Entries from a page text collection:
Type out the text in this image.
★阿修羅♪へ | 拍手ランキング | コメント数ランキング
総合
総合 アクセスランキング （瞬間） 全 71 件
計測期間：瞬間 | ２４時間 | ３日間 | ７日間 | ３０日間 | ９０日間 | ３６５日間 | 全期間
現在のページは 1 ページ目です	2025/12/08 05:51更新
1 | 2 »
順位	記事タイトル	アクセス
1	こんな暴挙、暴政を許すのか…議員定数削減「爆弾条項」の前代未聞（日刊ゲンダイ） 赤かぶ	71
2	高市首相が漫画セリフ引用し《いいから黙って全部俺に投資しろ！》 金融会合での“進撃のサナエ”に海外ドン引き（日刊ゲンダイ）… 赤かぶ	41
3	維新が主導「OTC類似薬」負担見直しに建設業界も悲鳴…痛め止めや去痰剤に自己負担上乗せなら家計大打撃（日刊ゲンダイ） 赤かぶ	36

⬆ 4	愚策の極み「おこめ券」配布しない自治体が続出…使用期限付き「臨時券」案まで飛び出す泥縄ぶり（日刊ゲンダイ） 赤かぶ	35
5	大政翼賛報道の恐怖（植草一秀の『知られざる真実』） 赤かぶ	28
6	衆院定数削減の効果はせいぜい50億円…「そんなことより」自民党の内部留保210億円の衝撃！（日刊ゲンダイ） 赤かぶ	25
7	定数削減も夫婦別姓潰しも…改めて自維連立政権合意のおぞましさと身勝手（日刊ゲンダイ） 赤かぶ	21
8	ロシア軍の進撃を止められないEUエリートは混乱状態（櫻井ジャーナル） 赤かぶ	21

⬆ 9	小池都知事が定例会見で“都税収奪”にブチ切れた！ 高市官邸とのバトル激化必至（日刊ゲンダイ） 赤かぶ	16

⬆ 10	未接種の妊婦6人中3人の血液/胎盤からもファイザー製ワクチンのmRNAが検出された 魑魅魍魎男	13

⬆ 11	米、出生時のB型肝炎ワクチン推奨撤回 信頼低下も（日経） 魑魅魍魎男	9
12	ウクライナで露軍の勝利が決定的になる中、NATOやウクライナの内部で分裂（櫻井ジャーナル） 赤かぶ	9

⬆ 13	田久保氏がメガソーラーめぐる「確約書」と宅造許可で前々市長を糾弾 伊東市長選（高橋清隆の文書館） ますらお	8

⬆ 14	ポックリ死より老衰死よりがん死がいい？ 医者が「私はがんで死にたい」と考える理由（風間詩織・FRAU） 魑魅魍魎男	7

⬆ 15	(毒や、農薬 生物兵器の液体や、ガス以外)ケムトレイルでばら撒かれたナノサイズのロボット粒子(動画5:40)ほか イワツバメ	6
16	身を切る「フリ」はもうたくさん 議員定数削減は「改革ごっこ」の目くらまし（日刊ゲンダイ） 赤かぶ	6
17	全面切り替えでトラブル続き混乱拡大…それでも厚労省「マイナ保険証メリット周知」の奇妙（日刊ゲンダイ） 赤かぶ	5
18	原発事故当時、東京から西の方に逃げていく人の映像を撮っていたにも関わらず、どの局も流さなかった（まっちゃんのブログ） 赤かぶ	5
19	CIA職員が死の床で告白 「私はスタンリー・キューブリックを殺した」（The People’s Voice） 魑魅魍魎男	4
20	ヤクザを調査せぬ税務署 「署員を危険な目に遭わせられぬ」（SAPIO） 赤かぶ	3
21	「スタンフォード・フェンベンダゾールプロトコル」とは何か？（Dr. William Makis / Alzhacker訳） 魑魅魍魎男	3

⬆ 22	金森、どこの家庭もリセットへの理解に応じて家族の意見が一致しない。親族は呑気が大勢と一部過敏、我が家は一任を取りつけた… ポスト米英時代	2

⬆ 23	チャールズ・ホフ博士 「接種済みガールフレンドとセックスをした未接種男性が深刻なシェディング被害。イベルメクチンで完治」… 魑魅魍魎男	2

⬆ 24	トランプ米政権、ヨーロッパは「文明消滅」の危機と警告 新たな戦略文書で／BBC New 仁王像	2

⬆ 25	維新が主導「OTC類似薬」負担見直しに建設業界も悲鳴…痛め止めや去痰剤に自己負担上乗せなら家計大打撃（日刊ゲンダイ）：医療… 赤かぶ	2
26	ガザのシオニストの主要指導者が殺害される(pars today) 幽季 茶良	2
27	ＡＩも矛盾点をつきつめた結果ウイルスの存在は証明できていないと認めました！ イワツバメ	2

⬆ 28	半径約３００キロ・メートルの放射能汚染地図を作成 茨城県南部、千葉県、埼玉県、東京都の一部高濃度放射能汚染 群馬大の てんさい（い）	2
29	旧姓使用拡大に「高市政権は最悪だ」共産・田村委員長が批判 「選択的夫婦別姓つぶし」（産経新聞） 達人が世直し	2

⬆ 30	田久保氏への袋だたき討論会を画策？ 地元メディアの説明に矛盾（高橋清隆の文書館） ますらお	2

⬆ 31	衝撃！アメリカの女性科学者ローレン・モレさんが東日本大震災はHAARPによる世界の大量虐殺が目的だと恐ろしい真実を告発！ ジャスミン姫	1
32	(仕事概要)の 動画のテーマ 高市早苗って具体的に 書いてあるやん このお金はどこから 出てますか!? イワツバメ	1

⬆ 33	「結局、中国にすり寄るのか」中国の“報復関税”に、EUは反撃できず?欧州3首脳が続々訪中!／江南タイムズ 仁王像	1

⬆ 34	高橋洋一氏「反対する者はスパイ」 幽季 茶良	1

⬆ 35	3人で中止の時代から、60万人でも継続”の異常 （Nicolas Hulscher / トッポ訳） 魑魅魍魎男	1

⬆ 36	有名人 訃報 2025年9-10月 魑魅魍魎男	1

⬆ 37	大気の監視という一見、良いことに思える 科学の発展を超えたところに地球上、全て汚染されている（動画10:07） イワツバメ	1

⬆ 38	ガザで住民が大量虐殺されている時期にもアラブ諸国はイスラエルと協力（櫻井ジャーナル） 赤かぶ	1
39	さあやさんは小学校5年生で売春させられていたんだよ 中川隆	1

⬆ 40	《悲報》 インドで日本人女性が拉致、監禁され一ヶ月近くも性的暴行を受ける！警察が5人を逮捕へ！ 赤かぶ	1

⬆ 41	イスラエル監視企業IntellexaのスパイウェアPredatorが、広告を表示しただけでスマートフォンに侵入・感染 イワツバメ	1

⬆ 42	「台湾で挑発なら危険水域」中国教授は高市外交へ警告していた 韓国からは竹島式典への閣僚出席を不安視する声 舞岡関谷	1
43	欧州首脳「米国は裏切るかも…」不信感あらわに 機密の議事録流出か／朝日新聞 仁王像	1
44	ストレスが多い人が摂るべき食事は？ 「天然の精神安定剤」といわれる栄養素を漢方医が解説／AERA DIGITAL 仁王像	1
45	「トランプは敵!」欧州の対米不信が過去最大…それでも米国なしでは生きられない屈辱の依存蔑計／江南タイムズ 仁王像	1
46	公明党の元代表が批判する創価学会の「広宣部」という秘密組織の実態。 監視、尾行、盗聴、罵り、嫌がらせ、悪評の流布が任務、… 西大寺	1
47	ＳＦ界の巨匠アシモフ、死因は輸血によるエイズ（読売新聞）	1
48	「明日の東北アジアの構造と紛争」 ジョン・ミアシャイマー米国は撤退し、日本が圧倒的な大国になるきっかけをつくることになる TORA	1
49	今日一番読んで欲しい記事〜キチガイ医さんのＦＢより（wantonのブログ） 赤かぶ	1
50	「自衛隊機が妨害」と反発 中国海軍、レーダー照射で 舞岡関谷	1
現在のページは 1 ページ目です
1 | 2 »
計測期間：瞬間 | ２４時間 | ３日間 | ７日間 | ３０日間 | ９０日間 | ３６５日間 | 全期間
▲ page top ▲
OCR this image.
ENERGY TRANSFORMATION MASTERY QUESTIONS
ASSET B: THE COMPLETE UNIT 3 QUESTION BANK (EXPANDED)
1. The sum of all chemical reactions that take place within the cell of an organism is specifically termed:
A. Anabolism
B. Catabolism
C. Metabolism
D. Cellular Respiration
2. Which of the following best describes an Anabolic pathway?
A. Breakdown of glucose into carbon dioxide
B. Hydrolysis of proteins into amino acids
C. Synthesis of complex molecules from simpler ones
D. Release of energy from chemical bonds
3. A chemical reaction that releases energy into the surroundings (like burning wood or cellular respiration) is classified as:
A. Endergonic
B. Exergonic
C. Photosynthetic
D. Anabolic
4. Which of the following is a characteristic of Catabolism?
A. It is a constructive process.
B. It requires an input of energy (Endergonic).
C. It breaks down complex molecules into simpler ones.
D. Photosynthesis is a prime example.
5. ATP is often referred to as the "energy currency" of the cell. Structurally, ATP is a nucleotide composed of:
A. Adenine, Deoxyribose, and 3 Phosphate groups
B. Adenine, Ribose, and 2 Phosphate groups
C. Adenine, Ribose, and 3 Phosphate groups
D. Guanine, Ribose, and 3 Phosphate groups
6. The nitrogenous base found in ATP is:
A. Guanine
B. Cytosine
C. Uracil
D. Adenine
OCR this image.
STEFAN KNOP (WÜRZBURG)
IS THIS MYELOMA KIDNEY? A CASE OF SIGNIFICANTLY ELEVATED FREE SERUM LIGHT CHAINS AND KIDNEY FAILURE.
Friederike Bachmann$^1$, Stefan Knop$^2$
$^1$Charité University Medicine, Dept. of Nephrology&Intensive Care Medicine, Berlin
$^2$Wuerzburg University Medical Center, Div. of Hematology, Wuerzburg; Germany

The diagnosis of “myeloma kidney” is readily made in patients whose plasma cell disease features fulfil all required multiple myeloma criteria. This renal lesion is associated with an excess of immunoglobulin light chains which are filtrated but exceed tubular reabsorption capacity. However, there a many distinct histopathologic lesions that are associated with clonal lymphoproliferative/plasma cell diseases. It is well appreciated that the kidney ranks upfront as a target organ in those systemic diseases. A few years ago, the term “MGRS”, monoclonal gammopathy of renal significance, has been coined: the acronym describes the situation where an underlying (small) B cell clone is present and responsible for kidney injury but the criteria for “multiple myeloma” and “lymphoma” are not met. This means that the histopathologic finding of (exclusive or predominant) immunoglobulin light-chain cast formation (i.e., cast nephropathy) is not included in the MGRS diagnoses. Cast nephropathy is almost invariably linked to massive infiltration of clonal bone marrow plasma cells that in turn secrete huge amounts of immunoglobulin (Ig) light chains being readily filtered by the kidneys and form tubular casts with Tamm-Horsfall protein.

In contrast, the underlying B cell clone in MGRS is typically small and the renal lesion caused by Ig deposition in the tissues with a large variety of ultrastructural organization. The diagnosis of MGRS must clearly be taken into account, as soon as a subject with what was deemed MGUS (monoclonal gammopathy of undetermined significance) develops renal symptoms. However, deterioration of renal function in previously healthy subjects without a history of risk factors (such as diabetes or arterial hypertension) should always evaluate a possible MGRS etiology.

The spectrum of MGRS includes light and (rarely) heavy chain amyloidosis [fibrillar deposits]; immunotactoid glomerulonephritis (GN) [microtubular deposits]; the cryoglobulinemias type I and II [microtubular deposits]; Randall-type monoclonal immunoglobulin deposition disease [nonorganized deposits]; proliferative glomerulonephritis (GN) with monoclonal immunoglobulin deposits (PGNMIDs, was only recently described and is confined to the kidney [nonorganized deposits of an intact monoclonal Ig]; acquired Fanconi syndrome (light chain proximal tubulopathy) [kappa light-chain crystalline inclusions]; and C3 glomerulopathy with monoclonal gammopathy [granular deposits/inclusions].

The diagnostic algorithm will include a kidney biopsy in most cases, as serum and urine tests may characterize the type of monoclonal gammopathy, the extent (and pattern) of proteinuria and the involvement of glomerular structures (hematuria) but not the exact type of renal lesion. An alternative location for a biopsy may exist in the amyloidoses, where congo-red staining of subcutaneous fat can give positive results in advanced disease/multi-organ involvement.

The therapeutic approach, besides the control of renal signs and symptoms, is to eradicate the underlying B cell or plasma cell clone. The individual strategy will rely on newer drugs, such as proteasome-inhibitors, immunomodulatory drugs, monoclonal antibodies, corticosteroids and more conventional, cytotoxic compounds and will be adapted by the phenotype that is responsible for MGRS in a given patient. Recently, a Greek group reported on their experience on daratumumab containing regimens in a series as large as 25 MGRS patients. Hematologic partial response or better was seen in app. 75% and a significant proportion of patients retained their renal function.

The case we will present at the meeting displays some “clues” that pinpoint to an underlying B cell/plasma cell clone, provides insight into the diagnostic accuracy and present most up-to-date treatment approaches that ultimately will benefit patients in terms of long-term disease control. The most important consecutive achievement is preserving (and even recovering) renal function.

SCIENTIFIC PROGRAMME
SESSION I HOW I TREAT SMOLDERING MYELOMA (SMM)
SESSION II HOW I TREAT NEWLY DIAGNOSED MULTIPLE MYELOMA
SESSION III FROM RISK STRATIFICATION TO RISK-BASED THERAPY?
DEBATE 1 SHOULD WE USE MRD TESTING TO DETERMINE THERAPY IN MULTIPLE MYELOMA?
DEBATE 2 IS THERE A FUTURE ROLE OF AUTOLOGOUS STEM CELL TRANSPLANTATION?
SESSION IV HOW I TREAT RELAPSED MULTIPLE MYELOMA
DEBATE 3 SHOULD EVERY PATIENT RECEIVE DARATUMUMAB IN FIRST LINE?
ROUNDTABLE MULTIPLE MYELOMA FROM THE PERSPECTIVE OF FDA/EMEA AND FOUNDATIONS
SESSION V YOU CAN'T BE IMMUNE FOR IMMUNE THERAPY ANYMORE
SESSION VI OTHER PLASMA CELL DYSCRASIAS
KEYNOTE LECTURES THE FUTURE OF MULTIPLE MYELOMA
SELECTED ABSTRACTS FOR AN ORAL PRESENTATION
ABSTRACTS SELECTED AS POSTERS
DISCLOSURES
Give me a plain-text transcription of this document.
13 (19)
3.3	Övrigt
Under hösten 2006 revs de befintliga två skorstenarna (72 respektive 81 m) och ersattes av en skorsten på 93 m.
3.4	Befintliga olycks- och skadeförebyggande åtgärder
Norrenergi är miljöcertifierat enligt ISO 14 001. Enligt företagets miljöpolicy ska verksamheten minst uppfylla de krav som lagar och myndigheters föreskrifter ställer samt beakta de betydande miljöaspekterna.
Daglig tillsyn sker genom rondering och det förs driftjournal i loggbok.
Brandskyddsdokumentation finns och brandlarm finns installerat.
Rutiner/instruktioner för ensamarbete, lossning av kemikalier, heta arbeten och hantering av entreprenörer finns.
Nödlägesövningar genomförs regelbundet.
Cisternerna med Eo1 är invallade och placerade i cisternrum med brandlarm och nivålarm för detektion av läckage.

**Task statement**
Looking through the data above, copy out each line in which the string "現在のページは" occurs.

**Task solution**
現在のページは 1 ページ目です	2025/12/08 05:51更新
現在のページは 1 ページ目です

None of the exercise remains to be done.